Problem statement: Leave out the images and repeat the listing below without a single change.

*** Dataset content ***

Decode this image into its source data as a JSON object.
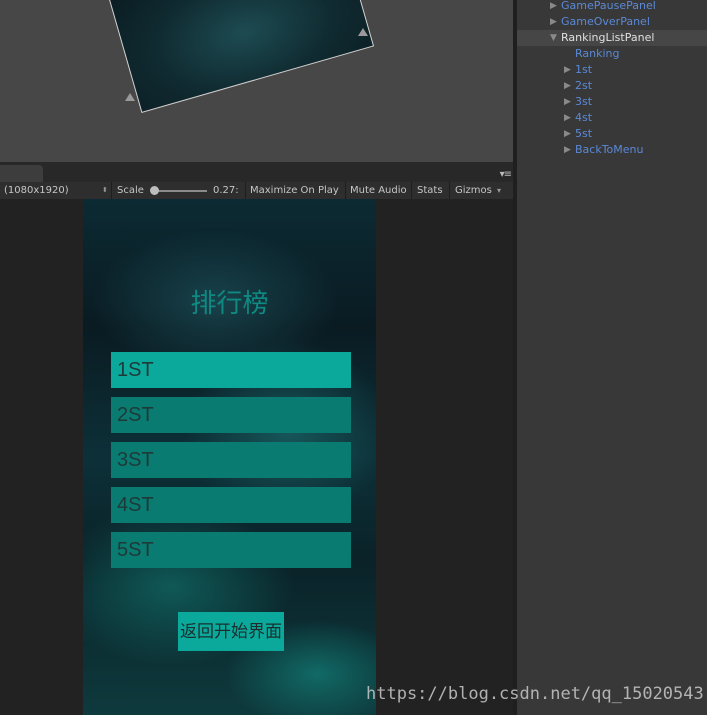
{
  "game_view": {
    "tab_label": "",
    "resolution": "(1080x1920)",
    "scale_label": "Scale",
    "scale_value": "0.27:",
    "maximize_on_play": "Maximize On Play",
    "mute_audio": "Mute Audio",
    "stats": "Stats",
    "gizmos": "Gizmos"
  },
  "ranking_ui": {
    "title": "排行榜",
    "rows": [
      "1ST",
      "2ST",
      "3ST",
      "4ST",
      "5ST"
    ],
    "back_button": "返回开始界面"
  },
  "hierarchy": {
    "items": [
      {
        "label": "GamePausePanel",
        "arrow": "▶",
        "selected": false
      },
      {
        "label": "GameOverPanel",
        "arrow": "▶",
        "selected": false
      },
      {
        "label": "RankingListPanel",
        "arrow": "▼",
        "selected": true
      },
      {
        "label": "Ranking",
        "arrow": "",
        "selected": false
      },
      {
        "label": "1st",
        "arrow": "▶",
        "selected": false
      },
      {
        "label": "2st",
        "arrow": "▶",
        "selected": false
      },
      {
        "label": "3st",
        "arrow": "▶",
        "selected": false
      },
      {
        "label": "4st",
        "arrow": "▶",
        "selected": false
      },
      {
        "label": "5st",
        "arrow": "▶",
        "selected": false
      },
      {
        "label": "BackToMenu",
        "arrow": "▶",
        "selected": false
      }
    ]
  },
  "watermark": "https://blog.csdn.net/qq_15020543",
  "colors": {
    "teal_button": "#0aa99b",
    "teal_row": "#0a7b71",
    "title_teal": "#0f8a83",
    "hierarchy_link": "#5b89d6"
  },
  "icons": {
    "tab_menu": "menu-icon",
    "dropdown": "dropdown-arrow-icon",
    "tree_expand": "triangle-right-icon",
    "tree_collapse": "triangle-down-icon"
  }
}
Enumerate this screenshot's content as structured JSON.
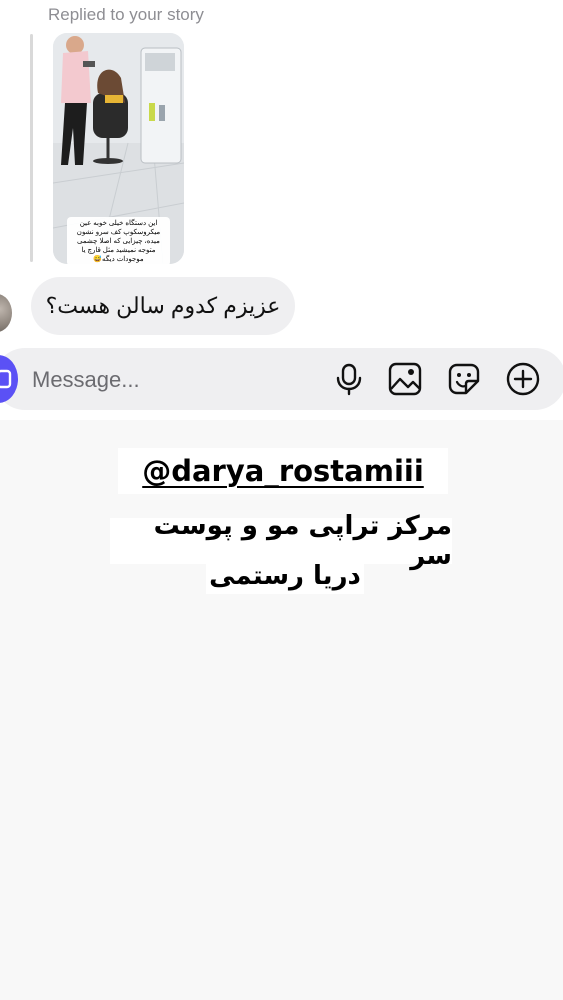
{
  "reply_context": "Replied to your story",
  "story": {
    "caption": "این دستگاه خیلی خوبه عین میکروسکوپ کف سرو نشون میده، چیزایی که اصلا چشمی متوجه نمیشید مثل قارچ یا موجودات دیگه😅"
  },
  "message": {
    "text": "عزیزم کدوم سالن هست؟"
  },
  "composer": {
    "placeholder": "Message...",
    "icons": [
      "camera-icon",
      "microphone-icon",
      "gallery-icon",
      "sticker-icon",
      "add-icon"
    ],
    "accent_color": "#5b51f5"
  },
  "overlay": {
    "username": "@darya_rostamiii",
    "title_line1": "مرکز تراپی مو و پوست سر",
    "title_line2": "دریا رستمی"
  }
}
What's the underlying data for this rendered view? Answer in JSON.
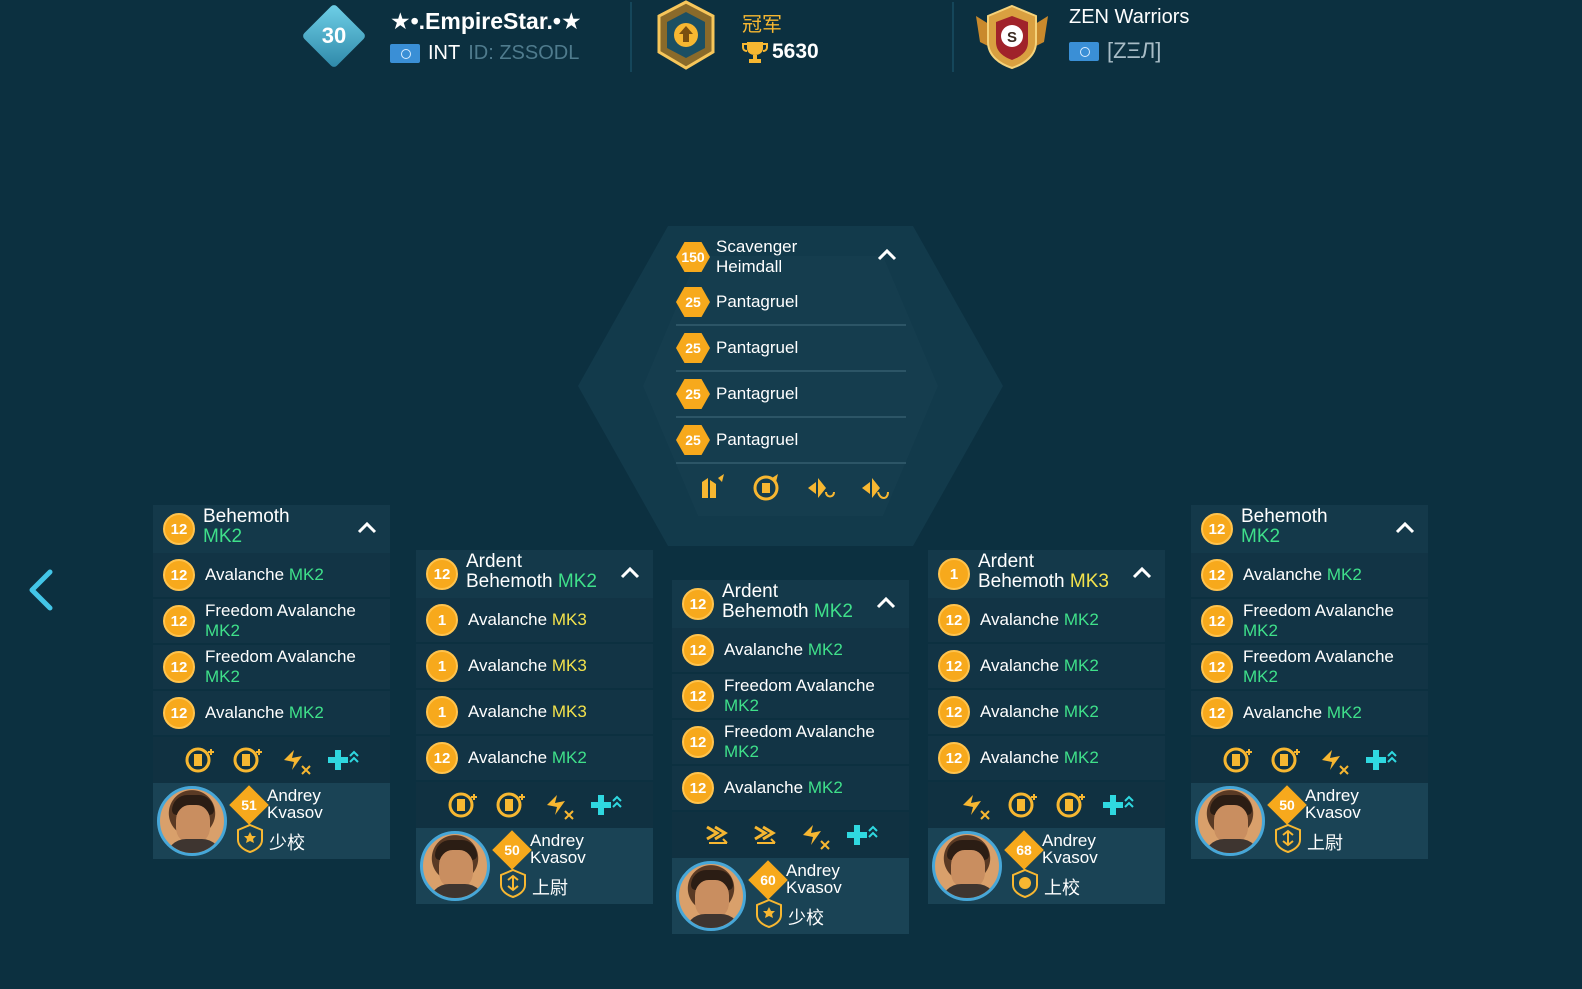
{
  "header": {
    "player": {
      "level": "30",
      "name": "★•.EmpireStar.•★",
      "region": "INT",
      "id_text": "ID: ZSSODL"
    },
    "league": {
      "title": "冠军",
      "score": "5630"
    },
    "clan": {
      "name": "ZEN Warriors",
      "tag": "[ZΞЛ]"
    }
  },
  "center": {
    "rows": [
      {
        "level": "150",
        "name_line1": "Scavenger",
        "name_line2": "Heimdall"
      },
      {
        "level": "25",
        "name": "Pantagruel"
      },
      {
        "level": "25",
        "name": "Pantagruel"
      },
      {
        "level": "25",
        "name": "Pantagruel"
      },
      {
        "level": "25",
        "name": "Pantagruel"
      }
    ]
  },
  "panels": [
    {
      "head": {
        "level": "12",
        "line1": "Behemoth",
        "line2": "",
        "mk": "MK2"
      },
      "rows": [
        {
          "level": "12",
          "name": "Avalanche",
          "mk": "MK2"
        },
        {
          "level": "12",
          "name": "Freedom Avalanche",
          "mk": "MK2"
        },
        {
          "level": "12",
          "name": "Freedom Avalanche",
          "mk": "MK2"
        },
        {
          "level": "12",
          "name": "Avalanche",
          "mk": "MK2"
        }
      ],
      "pilot": {
        "level": "51",
        "first": "Andrey",
        "last": "Kvasov",
        "rank": "少校"
      }
    },
    {
      "head": {
        "level": "12",
        "line1": "Ardent",
        "line2": "Behemoth",
        "mk": "MK2"
      },
      "rows": [
        {
          "level": "1",
          "name": "Avalanche",
          "mk": "MK3"
        },
        {
          "level": "1",
          "name": "Avalanche",
          "mk": "MK3"
        },
        {
          "level": "1",
          "name": "Avalanche",
          "mk": "MK3"
        },
        {
          "level": "12",
          "name": "Avalanche",
          "mk": "MK2"
        }
      ],
      "pilot": {
        "level": "50",
        "first": "Andrey",
        "last": "Kvasov",
        "rank": "上尉"
      }
    },
    {
      "head": {
        "level": "12",
        "line1": "Ardent",
        "line2": "Behemoth",
        "mk": "MK2"
      },
      "rows": [
        {
          "level": "12",
          "name": "Avalanche",
          "mk": "MK2"
        },
        {
          "level": "12",
          "name": "Freedom Avalanche",
          "mk": "MK2"
        },
        {
          "level": "12",
          "name": "Freedom Avalanche",
          "mk": "MK2"
        },
        {
          "level": "12",
          "name": "Avalanche",
          "mk": "MK2"
        }
      ],
      "pilot": {
        "level": "60",
        "first": "Andrey",
        "last": "Kvasov",
        "rank": "少校"
      }
    },
    {
      "head": {
        "level": "1",
        "line1": "Ardent",
        "line2": "Behemoth",
        "mk": "MK3"
      },
      "rows": [
        {
          "level": "12",
          "name": "Avalanche",
          "mk": "MK2"
        },
        {
          "level": "12",
          "name": "Avalanche",
          "mk": "MK2"
        },
        {
          "level": "12",
          "name": "Avalanche",
          "mk": "MK2"
        },
        {
          "level": "12",
          "name": "Avalanche",
          "mk": "MK2"
        }
      ],
      "pilot": {
        "level": "68",
        "first": "Andrey",
        "last": "Kvasov",
        "rank": "上校"
      }
    },
    {
      "head": {
        "level": "12",
        "line1": "Behemoth",
        "line2": "",
        "mk": "MK2"
      },
      "rows": [
        {
          "level": "12",
          "name": "Avalanche",
          "mk": "MK2"
        },
        {
          "level": "12",
          "name": "Freedom Avalanche",
          "mk": "MK2"
        },
        {
          "level": "12",
          "name": "Freedom Avalanche",
          "mk": "MK2"
        },
        {
          "level": "12",
          "name": "Avalanche",
          "mk": "MK2"
        }
      ],
      "pilot": {
        "level": "50",
        "first": "Andrey",
        "last": "Kvasov",
        "rank": "上尉"
      }
    }
  ],
  "colors": {
    "background": "#0c3040",
    "accent_gold": "#f7a91c",
    "mk2": "#3fe08a",
    "mk3": "#f3e24c",
    "perk_cyan": "#2fd8e0"
  }
}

***

Response:
Decode this image into its source data as a JSON object.
{
  "game_view": {
    "tab_label": "",
    "resolution": "(1080x1920)",
    "scale_label": "Scale",
    "scale_value": "0.27:",
    "maximize_on_play": "Maximize On Play",
    "mute_audio": "Mute Audio",
    "stats": "Stats",
    "gizmos": "Gizmos"
  },
  "ranking_ui": {
    "title": "排行榜",
    "rows": [
      "1ST",
      "2ST",
      "3ST",
      "4ST",
      "5ST"
    ],
    "back_button": "返回开始界面"
  },
  "hierarchy": {
    "items": [
      {
        "label": "GamePausePanel",
        "arrow": "▶",
        "selected": false
      },
      {
        "label": "GameOverPanel",
        "arrow": "▶",
        "selected": false
      },
      {
        "label": "RankingListPanel",
        "arrow": "▼",
        "selected": true
      },
      {
        "label": "Ranking",
        "arrow": "",
        "selected": false
      },
      {
        "label": "1st",
        "arrow": "▶",
        "selected": false
      },
      {
        "label": "2st",
        "arrow": "▶",
        "selected": false
      },
      {
        "label": "3st",
        "arrow": "▶",
        "selected": false
      },
      {
        "label": "4st",
        "arrow": "▶",
        "selected": false
      },
      {
        "label": "5st",
        "arrow": "▶",
        "selected": false
      },
      {
        "label": "BackToMenu",
        "arrow": "▶",
        "selected": false
      }
    ]
  },
  "watermark": "https://blog.csdn.net/qq_15020543",
  "colors": {
    "teal_button": "#0aa99b",
    "teal_row": "#0a7b71",
    "title_teal": "#0f8a83",
    "hierarchy_link": "#5b89d6"
  },
  "icons": {
    "tab_menu": "menu-icon",
    "dropdown": "dropdown-arrow-icon",
    "tree_expand": "triangle-right-icon",
    "tree_collapse": "triangle-down-icon"
  }
}
Enumerate this screenshot's content as structured JSON.
{
  "reply_context": "Replied to your story",
  "story": {
    "caption": "این دستگاه خیلی خوبه عین میکروسکوپ کف سرو نشون میده، چیزایی که اصلا چشمی متوجه نمیشید مثل قارچ یا موجودات دیگه😅"
  },
  "message": {
    "text": "عزیزم کدوم سالن هست؟"
  },
  "composer": {
    "placeholder": "Message...",
    "icons": [
      "camera-icon",
      "microphone-icon",
      "gallery-icon",
      "sticker-icon",
      "add-icon"
    ],
    "accent_color": "#5b51f5"
  },
  "overlay": {
    "username": "@darya_rostamiii",
    "title_line1": "مرکز تراپی مو و پوست سر",
    "title_line2": "دریا رستمی"
  }
}
What's the underlying data for this rendered view? Answer in JSON.
{
  "header": {
    "player": {
      "level": "30",
      "name": "★•.EmpireStar.•★",
      "region": "INT",
      "id_text": "ID: ZSSODL"
    },
    "league": {
      "title": "冠军",
      "score": "5630"
    },
    "clan": {
      "name": "ZEN Warriors",
      "tag": "[ZΞЛ]"
    }
  },
  "center": {
    "rows": [
      {
        "level": "150",
        "name_line1": "Scavenger",
        "name_line2": "Heimdall"
      },
      {
        "level": "25",
        "name": "Pantagruel"
      },
      {
        "level": "25",
        "name": "Pantagruel"
      },
      {
        "level": "25",
        "name": "Pantagruel"
      },
      {
        "level": "25",
        "name": "Pantagruel"
      }
    ]
  },
  "panels": [
    {
      "head": {
        "level": "12",
        "line1": "Behemoth",
        "line2": "",
        "mk": "MK2"
      },
      "rows": [
        {
          "level": "12",
          "name": "Avalanche",
          "mk": "MK2"
        },
        {
          "level": "12",
          "name": "Freedom Avalanche",
          "mk": "MK2"
        },
        {
          "level": "12",
          "name": "Freedom Avalanche",
          "mk": "MK2"
        },
        {
          "level": "12",
          "name": "Avalanche",
          "mk": "MK2"
        }
      ],
      "pilot": {
        "level": "51",
        "first": "Andrey",
        "last": "Kvasov",
        "rank": "少校"
      }
    },
    {
      "head": {
        "level": "12",
        "line1": "Ardent",
        "line2": "Behemoth",
        "mk": "MK2"
      },
      "rows": [
        {
          "level": "1",
          "name": "Avalanche",
          "mk": "MK3"
        },
        {
          "level": "1",
          "name": "Avalanche",
          "mk": "MK3"
        },
        {
          "level": "1",
          "name": "Avalanche",
          "mk": "MK3"
        },
        {
          "level": "12",
          "name": "Avalanche",
          "mk": "MK2"
        }
      ],
      "pilot": {
        "level": "50",
        "first": "Andrey",
        "last": "Kvasov",
        "rank": "上尉"
      }
    },
    {
      "head": {
        "level": "12",
        "line1": "Ardent",
        "line2": "Behemoth",
        "mk": "MK2"
      },
      "rows": [
        {
          "level": "12",
          "name": "Avalanche",
          "mk": "MK2"
        },
        {
          "level": "12",
          "name": "Freedom Avalanche",
          "mk": "MK2"
        },
        {
          "level": "12",
          "name": "Freedom Avalanche",
          "mk": "MK2"
        },
        {
          "level": "12",
          "name": "Avalanche",
          "mk": "MK2"
        }
      ],
      "pilot": {
        "level": "60",
        "first": "Andrey",
        "last": "Kvasov",
        "rank": "少校"
      }
    },
    {
      "head": {
        "level": "1",
        "line1": "Ardent",
        "line2": "Behemoth",
        "mk": "MK3"
      },
      "rows": [
        {
          "level": "12",
          "name": "Avalanche",
          "mk": "MK2"
        },
        {
          "level": "12",
          "name": "Avalanche",
          "mk": "MK2"
        },
        {
          "level": "12",
          "name": "Avalanche",
          "mk": "MK2"
        },
        {
          "level": "12",
          "name": "Avalanche",
          "mk": "MK2"
        }
      ],
      "pilot": {
        "level": "68",
        "first": "Andrey",
        "last": "Kvasov",
        "rank": "上校"
      }
    },
    {
      "head": {
        "level": "12",
        "line1": "Behemoth",
        "line2": "",
        "mk": "MK2"
      },
      "rows": [
        {
          "level": "12",
          "name": "Avalanche",
          "mk": "MK2"
        },
        {
          "level": "12",
          "name": "Freedom Avalanche",
          "mk": "MK2"
        },
        {
          "level": "12",
          "name": "Freedom Avalanche",
          "mk": "MK2"
        },
        {
          "level": "12",
          "name": "Avalanche",
          "mk": "MK2"
        }
      ],
      "pilot": {
        "level": "50",
        "first": "Andrey",
        "last": "Kvasov",
        "rank": "上尉"
      }
    }
  ],
  "colors": {
    "background": "#0c3040",
    "accent_gold": "#f7a91c",
    "mk2": "#3fe08a",
    "mk3": "#f3e24c",
    "perk_cyan": "#2fd8e0"
  }
}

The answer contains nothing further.